**Problems and tasks:**
a - According to the forum post, what kinds of patients were the hospitalized children the writer worked with often?
b - Reproduce the stretch of the forum post from "The opinion was" through "were anxious about.".

**Document excerpt:**
Hi
@Weeheather , welcome to the forum and much love to you during this difficult time.
While I don't (yet) parent a child with diabetes, I've worked with families with hospitalised children - often renal and cancer patients - who had the same fear development that your son has described. At first they seem fine with procedures, but then, either gradually or overnight, they very anxious and fearful about them.
The opinion was that these kids (and probably your son, too) started off being terribly brave, the novelty of their situation off-setting their anxiety and, buoyed up by their parents encouragement and praise, they were able to cope very early on, when their treatments were new to them.
But, over time, the novelty wore off and routine set in, and these children started to understand not only the seriousness of their condition (and no matter how young they are, kids are incredibly capable of reading the mood in a room at any given time), but also that these procedures would keep going on and on. Often, it was anxiety about their illness in general that was causing the difficulties when it came to invasive procedures and a single piece of equipment came to represent everything the children were anxious about.
The staff in this particular children's hospital are something of a pioneering lot, and they were always trying little things to try to offset, comfort or understand what the root of this fear was. Two in particular (I hope) might be of some use to you.

**The data:**
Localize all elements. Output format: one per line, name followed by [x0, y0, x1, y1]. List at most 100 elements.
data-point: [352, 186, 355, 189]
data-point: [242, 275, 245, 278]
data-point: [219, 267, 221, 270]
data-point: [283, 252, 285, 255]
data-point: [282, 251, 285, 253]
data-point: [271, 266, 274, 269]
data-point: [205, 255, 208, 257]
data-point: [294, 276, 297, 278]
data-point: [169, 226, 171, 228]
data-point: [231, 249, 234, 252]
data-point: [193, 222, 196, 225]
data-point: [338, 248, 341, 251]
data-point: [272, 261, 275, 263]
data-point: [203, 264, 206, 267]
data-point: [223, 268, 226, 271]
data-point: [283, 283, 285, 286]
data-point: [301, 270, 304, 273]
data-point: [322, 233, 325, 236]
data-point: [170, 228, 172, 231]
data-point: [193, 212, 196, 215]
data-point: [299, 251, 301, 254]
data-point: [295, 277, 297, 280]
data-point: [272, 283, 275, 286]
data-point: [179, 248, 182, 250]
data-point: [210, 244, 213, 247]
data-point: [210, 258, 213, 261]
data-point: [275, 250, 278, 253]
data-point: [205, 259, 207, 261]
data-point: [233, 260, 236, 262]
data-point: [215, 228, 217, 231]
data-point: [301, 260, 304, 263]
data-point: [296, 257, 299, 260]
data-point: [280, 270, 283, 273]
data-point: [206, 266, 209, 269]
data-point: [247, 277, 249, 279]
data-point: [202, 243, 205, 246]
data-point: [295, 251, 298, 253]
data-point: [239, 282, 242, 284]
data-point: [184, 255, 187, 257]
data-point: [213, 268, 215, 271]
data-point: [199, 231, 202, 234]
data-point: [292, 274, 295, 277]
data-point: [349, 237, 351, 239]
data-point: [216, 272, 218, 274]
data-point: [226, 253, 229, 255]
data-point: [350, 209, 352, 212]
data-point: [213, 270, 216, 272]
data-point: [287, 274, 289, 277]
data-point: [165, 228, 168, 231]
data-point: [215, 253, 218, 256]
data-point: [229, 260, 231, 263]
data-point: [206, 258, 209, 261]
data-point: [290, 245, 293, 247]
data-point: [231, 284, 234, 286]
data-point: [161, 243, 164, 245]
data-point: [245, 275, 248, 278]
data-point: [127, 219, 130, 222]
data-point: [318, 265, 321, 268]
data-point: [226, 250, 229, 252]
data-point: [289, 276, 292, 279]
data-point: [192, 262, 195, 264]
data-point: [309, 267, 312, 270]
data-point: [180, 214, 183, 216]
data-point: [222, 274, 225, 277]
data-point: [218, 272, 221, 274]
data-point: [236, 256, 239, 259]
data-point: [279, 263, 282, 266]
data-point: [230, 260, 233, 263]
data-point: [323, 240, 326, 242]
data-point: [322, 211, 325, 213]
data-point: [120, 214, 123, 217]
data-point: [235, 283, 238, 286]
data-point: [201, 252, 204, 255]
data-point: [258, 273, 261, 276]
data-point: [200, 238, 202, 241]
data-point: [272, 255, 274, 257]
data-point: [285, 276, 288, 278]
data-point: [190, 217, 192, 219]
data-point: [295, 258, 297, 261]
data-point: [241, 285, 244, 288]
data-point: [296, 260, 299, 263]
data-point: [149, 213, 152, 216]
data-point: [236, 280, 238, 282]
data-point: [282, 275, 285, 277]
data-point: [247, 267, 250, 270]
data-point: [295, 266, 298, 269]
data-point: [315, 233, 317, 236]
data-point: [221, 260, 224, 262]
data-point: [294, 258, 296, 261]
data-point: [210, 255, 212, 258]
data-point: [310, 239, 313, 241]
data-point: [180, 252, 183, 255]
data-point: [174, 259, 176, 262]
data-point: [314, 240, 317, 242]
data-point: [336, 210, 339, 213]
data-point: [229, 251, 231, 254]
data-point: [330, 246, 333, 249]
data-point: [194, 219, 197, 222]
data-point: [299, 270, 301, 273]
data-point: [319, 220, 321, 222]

**Exercise solutions:**
a - Renal and cancer patients.

b -
The opinion was that these kids (and probably your son, too) started off being terribly brave, the novelty of their situation off-setting their anxiety and, buoyed up by their parents encouragement and praise, they were able to cope very early on, when their treatments were new to them.
But, over time, the novelty wore off and routine set in, and these children started to understand not only the seriousness of their condition (and no matter how young they are, kids are incredibly capable of reading the mood in a room at any given time), but also that these procedures would keep going on and on. Often, it was anxiety about their illness in general that was causing the difficulties when it came to invasive procedures and a single piece of equipment came to represent everything the children were anxious about.